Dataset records
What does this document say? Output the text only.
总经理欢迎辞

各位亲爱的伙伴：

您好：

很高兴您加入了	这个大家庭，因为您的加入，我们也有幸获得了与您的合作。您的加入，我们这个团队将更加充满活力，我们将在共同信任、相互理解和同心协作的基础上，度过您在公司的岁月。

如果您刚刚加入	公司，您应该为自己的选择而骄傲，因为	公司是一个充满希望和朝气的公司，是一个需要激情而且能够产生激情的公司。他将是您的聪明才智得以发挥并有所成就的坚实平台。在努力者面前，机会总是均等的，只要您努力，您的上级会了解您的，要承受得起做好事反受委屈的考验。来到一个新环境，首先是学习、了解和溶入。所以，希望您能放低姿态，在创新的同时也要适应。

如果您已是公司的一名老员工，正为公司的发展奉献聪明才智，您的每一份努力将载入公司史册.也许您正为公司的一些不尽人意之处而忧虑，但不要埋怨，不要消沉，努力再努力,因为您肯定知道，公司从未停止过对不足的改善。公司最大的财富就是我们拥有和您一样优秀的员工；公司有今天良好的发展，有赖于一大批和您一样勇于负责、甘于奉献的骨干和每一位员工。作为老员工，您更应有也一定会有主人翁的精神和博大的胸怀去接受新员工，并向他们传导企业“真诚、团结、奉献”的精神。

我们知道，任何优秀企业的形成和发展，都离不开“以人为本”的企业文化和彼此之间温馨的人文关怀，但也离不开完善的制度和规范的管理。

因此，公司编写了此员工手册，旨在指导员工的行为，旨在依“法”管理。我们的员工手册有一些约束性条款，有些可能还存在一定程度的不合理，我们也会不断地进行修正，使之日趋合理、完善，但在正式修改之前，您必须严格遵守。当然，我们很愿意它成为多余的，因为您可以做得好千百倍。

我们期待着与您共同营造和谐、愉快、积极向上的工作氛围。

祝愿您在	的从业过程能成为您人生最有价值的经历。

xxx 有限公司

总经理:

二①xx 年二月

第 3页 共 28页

Goal. From the first line to the last, retype the data exactly.

Written answer.
What does this document say? Output the text only.
总经理欢迎辞

各位亲爱的伙伴：

您好：

很高兴您加入了	这个大家庭，因为您的加入，我们也有幸获得了与您的合作。您的加入，我们这个团队将更加充满活力，我们将在共同信任、相互理解和同心协作的基础上，度过您在公司的岁月。

如果您刚刚加入	公司，您应该为自己的选择而骄傲，因为	公司是一个充满希望和朝气的公司，是一个需要激情而且能够产生激情的公司。他将是您的聪明才智得以发挥并有所成就的坚实平台。在努力者面前，机会总是均等的，只要您努力，您的上级会了解您的，要承受得起做好事反受委屈的考验。来到一个新环境，首先是学习、了解和溶入。所以，希望您能放低姿态，在创新的同时也要适应。

如果您已是公司的一名老员工，正为公司的发展奉献聪明才智，您的每一份努力将载入公司史册.也许您正为公司的一些不尽人意之处而忧虑，但不要埋怨，不要消沉，努力再努力,因为您肯定知道，公司从未停止过对不足的改善。公司最大的财富就是我们拥有和您一样优秀的员工；公司有今天良好的发展，有赖于一大批和您一样勇于负责、甘于奉献的骨干和每一位员工。作为老员工，您更应有也一定会有主人翁的精神和博大的胸怀去接受新员工，并向他们传导企业“真诚、团结、奉献”的精神。

我们知道，任何优秀企业的形成和发展，都离不开“以人为本”的企业文化和彼此之间温馨的人文关怀，但也离不开完善的制度和规范的管理。

因此，公司编写了此员工手册，旨在指导员工的行为，旨在依“法”管理。我们的员工手册有一些约束性条款，有些可能还存在一定程度的不合理，我们也会不断地进行修正，使之日趋合理、完善，但在正式修改之前，您必须严格遵守。当然，我们很愿意它成为多余的，因为您可以做得好千百倍。

我们期待着与您共同营造和谐、愉快、积极向上的工作氛围。

祝愿您在	的从业过程能成为您人生最有价值的经历。

xxx 有限公司

总经理:

二①xx 年二月

第 3页 共 28页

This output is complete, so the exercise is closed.